↓

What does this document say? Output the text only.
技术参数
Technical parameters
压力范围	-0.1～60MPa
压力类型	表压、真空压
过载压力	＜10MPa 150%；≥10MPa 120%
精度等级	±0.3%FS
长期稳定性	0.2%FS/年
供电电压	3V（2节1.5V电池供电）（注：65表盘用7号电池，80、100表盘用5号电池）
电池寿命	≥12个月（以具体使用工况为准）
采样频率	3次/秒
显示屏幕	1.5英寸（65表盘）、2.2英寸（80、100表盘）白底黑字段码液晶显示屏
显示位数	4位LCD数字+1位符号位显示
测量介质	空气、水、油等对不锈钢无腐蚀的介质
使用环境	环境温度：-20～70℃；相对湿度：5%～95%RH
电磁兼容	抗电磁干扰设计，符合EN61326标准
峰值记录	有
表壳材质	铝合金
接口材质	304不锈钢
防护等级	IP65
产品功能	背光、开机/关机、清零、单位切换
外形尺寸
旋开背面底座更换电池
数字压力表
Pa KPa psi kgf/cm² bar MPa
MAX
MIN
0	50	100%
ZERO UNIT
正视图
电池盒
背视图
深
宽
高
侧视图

↑

THE TASK: Repeat the data in its entirety, character for character.

RESULT OF THE TASK:
What does this document say? Output the text only.
技术参数
Technical parameters
压力范围	-0.1～60MPa
压力类型	表压、真空压
过载压力	＜10MPa 150%；≥10MPa 120%
精度等级	±0.3%FS
长期稳定性	0.2%FS/年
供电电压	3V（2节1.5V电池供电）（注：65表盘用7号电池，80、100表盘用5号电池）
电池寿命	≥12个月（以具体使用工况为准）
采样频率	3次/秒
显示屏幕	1.5英寸（65表盘）、2.2英寸（80、100表盘）白底黑字段码液晶显示屏
显示位数	4位LCD数字+1位符号位显示
测量介质	空气、水、油等对不锈钢无腐蚀的介质
使用环境	环境温度：-20～70℃；相对湿度：5%～95%RH
电磁兼容	抗电磁干扰设计，符合EN61326标准
峰值记录	有
表壳材质	铝合金
接口材质	304不锈钢
防护等级	IP65
产品功能	背光、开机/关机、清零、单位切换
外形尺寸
旋开背面底座更换电池
数字压力表
Pa KPa psi kgf/cm² bar MPa
MAX
MIN
0	50	100%
ZERO UNIT
正视图
电池盒
背视图
深
宽
高
侧视图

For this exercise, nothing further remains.